| SUPPLIED INFORMATION |
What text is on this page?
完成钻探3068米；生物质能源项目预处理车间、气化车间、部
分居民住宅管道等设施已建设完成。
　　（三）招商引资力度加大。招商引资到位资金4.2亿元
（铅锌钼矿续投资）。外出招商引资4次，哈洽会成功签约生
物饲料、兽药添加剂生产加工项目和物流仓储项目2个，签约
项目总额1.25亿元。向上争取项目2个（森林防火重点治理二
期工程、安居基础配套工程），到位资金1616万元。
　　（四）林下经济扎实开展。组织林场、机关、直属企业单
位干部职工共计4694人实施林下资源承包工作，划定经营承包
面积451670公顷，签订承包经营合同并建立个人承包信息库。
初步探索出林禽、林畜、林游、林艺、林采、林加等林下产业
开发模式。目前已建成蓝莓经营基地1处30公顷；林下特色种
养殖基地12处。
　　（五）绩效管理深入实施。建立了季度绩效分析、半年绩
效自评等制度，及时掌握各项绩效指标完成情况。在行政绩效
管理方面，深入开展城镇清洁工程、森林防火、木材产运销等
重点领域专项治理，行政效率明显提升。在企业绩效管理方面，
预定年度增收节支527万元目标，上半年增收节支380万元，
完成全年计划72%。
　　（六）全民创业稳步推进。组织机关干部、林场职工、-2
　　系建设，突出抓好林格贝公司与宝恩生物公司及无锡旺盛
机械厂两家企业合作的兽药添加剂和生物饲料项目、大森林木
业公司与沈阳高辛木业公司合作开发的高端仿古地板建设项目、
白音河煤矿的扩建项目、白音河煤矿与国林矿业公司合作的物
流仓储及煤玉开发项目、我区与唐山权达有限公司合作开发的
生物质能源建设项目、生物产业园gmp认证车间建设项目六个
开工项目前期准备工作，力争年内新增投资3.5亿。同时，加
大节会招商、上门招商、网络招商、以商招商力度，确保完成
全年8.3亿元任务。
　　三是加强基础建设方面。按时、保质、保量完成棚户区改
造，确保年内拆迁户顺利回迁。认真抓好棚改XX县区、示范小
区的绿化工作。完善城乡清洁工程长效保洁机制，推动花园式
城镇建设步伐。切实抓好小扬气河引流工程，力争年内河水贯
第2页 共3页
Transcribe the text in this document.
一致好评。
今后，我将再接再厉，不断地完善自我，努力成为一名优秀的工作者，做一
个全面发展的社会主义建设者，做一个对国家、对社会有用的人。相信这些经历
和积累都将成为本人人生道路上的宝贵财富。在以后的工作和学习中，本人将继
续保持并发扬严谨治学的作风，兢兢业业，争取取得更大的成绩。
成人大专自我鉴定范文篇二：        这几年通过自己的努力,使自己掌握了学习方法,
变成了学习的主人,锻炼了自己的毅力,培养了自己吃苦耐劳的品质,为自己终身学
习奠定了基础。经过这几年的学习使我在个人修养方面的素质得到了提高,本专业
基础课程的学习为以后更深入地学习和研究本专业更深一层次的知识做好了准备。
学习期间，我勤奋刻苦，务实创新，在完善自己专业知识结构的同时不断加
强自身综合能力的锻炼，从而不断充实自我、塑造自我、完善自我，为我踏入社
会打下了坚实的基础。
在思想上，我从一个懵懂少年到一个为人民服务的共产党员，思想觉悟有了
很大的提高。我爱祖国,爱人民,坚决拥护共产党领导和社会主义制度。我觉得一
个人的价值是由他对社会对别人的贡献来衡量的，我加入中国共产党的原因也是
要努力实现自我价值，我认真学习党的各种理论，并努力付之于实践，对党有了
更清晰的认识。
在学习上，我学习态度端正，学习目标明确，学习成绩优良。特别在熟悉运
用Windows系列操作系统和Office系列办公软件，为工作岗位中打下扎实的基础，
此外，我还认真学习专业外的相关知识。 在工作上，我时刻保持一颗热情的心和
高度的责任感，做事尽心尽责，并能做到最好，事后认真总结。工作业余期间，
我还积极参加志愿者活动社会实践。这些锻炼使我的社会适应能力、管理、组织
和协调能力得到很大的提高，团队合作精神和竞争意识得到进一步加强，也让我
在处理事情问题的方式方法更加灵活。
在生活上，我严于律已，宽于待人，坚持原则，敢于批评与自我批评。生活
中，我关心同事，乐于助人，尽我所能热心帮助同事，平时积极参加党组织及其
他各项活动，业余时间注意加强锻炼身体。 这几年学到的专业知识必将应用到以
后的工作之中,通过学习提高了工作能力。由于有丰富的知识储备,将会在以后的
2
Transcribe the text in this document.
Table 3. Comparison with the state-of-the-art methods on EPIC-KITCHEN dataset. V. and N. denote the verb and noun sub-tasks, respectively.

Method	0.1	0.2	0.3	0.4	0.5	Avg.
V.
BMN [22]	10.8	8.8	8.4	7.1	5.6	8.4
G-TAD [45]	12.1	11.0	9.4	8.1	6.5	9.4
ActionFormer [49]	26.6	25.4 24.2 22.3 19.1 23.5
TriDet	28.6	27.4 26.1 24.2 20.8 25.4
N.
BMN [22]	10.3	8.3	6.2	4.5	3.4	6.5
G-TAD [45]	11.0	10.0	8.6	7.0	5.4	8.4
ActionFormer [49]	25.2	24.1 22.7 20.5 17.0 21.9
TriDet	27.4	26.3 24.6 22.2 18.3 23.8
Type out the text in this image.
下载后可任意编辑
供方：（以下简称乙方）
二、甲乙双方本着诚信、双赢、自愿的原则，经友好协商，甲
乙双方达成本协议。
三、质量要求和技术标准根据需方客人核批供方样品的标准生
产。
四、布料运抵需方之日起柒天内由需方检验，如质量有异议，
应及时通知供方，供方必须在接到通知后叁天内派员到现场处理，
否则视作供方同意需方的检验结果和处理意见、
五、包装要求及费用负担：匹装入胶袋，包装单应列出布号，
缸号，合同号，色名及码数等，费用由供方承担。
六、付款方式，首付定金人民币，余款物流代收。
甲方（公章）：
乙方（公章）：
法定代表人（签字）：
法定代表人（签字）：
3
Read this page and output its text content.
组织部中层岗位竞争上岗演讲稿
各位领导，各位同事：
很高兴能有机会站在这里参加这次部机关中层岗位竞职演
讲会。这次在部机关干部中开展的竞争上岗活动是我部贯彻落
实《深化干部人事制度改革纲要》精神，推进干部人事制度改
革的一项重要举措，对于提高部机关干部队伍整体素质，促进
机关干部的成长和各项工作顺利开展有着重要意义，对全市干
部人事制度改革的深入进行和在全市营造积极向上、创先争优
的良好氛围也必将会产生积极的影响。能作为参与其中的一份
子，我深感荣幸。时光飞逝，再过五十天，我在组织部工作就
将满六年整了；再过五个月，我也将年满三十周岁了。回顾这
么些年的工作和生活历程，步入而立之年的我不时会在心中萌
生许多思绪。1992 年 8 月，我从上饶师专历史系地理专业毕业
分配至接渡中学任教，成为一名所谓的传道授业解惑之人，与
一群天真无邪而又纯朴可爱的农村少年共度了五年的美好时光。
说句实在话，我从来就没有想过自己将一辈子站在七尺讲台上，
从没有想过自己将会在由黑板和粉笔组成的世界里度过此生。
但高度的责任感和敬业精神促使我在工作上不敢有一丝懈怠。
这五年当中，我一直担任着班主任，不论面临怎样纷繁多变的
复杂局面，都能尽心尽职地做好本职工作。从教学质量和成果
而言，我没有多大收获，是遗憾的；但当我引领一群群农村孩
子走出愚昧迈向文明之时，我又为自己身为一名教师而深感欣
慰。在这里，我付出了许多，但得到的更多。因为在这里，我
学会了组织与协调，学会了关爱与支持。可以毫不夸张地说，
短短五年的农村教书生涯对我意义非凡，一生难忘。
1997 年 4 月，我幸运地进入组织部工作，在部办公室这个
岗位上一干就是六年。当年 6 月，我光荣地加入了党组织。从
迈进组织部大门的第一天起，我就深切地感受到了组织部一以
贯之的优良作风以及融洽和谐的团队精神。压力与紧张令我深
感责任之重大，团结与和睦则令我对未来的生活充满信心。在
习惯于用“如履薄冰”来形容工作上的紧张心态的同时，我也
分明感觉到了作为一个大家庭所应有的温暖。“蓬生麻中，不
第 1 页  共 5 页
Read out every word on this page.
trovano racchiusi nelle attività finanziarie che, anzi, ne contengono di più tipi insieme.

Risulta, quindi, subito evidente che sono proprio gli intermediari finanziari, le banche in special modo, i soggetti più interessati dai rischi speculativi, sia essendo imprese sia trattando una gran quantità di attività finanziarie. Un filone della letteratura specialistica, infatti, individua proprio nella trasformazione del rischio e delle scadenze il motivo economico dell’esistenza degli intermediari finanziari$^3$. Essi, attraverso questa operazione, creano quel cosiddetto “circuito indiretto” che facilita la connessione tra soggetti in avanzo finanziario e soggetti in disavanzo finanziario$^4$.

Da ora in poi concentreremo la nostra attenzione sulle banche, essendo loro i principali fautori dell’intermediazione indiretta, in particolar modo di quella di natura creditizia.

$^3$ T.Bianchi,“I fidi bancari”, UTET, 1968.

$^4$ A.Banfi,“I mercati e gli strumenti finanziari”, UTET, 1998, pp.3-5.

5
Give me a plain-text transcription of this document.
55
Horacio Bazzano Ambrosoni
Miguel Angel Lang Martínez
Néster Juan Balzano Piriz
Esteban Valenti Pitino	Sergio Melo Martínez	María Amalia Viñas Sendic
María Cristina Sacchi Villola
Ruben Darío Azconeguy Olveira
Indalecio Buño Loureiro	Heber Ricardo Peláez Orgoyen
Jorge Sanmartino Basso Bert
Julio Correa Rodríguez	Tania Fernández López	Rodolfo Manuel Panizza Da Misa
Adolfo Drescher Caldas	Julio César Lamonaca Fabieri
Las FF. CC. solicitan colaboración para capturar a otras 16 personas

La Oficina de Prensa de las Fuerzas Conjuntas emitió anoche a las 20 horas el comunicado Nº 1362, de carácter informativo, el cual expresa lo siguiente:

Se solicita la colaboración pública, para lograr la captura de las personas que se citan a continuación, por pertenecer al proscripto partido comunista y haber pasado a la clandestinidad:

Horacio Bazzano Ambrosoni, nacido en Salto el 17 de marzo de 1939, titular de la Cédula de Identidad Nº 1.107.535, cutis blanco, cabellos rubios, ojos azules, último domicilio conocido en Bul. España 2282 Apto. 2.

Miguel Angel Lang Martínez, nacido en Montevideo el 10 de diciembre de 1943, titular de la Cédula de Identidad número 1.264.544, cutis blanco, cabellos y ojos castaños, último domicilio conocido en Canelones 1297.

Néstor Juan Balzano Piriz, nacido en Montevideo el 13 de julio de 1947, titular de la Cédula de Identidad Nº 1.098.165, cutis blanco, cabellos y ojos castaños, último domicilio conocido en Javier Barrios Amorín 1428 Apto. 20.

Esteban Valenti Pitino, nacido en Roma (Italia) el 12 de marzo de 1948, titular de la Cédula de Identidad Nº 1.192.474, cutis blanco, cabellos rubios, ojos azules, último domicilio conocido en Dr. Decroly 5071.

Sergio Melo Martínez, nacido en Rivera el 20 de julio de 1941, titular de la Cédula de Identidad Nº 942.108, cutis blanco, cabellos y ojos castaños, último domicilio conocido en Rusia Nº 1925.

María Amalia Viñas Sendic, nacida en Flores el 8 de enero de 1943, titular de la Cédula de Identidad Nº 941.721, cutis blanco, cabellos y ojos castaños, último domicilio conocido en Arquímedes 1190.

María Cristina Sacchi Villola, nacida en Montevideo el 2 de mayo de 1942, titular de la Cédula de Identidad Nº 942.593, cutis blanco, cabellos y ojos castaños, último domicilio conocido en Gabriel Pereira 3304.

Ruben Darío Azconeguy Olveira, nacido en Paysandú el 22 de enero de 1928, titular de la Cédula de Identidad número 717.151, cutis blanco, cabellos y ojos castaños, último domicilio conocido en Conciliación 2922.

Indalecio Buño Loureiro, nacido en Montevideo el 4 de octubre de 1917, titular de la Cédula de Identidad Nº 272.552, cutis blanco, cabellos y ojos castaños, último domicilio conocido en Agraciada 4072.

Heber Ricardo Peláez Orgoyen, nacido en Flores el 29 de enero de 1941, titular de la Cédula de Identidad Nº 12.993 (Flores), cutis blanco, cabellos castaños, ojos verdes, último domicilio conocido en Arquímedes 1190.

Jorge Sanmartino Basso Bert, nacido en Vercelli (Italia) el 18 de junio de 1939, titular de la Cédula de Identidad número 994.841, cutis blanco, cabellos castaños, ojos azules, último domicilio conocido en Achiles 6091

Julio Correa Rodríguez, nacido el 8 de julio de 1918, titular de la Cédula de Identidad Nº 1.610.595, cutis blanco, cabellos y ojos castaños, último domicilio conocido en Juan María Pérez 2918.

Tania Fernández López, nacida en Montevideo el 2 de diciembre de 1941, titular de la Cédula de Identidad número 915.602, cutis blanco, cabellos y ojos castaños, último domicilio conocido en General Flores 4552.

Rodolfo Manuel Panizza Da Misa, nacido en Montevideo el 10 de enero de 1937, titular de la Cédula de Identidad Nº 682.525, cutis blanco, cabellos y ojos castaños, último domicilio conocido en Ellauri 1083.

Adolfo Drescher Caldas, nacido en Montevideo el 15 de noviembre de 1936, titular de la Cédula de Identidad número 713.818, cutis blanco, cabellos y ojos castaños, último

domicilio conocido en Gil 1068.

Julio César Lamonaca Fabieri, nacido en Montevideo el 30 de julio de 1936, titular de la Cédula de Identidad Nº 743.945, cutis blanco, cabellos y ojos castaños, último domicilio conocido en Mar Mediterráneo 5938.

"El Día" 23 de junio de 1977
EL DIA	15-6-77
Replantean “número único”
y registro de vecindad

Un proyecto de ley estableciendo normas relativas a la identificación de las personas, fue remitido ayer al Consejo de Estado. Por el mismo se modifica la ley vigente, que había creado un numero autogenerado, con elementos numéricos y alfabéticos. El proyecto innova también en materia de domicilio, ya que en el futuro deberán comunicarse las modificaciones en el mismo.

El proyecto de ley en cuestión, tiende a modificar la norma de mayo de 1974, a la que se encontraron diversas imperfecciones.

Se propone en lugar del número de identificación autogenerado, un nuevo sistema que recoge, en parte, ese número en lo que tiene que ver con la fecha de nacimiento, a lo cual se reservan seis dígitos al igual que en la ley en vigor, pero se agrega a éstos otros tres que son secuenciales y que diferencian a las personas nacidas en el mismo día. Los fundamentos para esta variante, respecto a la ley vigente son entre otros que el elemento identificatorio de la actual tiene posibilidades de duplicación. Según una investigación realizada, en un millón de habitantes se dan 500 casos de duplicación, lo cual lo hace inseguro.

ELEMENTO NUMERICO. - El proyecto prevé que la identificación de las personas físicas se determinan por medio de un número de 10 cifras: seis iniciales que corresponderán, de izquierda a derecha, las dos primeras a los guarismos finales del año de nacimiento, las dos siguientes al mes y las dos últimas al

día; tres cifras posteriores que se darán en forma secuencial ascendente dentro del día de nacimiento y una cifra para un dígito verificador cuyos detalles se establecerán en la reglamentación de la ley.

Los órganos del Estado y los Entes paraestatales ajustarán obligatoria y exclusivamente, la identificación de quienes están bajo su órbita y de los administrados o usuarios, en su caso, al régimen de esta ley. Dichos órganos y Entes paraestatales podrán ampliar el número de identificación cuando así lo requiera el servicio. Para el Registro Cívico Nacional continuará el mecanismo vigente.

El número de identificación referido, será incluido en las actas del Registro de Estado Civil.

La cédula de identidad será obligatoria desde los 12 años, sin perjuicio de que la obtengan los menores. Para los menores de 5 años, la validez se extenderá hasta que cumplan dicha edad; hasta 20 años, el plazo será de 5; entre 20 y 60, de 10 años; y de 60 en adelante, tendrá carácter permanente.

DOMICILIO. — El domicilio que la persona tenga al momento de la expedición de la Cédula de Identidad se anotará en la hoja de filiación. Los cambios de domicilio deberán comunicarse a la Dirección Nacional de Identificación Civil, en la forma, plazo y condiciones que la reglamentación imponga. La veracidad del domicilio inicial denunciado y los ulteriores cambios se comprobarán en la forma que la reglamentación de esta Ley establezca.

| THE EXERCISE |
Look through the data and show every line containing "colaboración".

| ANSWER BELOW |
Las FF. CC. solicitan colaboración para capturar a otras 16 personas
Se solicita la colaboración pública, para lograr la captura de las personas que se citan a continuación, por pertenecer al proscripto partido comunista y haber pasado a la clandestinidad:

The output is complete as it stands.